Write only the number of lines in the records beneath that hold "name".

## begin STORED DATA

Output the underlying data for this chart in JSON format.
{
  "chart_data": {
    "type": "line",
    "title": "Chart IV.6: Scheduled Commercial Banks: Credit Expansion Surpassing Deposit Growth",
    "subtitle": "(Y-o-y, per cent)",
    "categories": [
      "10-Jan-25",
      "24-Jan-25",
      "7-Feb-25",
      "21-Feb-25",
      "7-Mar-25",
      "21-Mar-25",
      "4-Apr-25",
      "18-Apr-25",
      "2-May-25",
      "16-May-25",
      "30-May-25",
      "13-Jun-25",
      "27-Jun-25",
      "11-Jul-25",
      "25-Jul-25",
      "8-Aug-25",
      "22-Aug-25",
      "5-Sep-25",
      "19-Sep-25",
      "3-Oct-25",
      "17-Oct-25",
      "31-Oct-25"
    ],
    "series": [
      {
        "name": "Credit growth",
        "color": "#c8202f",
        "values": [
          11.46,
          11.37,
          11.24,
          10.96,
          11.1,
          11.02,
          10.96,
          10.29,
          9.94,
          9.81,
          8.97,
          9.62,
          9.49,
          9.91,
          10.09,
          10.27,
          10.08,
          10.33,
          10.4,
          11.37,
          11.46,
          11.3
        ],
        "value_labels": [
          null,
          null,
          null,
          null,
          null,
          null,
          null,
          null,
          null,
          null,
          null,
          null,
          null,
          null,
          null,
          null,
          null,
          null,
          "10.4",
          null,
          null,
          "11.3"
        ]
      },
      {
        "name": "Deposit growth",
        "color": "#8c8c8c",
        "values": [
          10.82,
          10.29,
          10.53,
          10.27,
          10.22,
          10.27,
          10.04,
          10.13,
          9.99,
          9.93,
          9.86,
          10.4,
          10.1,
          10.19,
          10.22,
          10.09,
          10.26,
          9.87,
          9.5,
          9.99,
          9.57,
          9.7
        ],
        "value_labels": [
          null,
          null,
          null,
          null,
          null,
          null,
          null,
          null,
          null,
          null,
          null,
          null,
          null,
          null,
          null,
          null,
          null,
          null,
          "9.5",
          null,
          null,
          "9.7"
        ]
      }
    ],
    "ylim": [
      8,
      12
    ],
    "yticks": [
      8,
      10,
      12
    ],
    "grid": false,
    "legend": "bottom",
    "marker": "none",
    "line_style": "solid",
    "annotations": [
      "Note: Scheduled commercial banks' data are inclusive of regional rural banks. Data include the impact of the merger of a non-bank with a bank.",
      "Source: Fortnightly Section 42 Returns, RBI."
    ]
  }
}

## end STORED DATA

* [EXERCISE SOLUTION] 2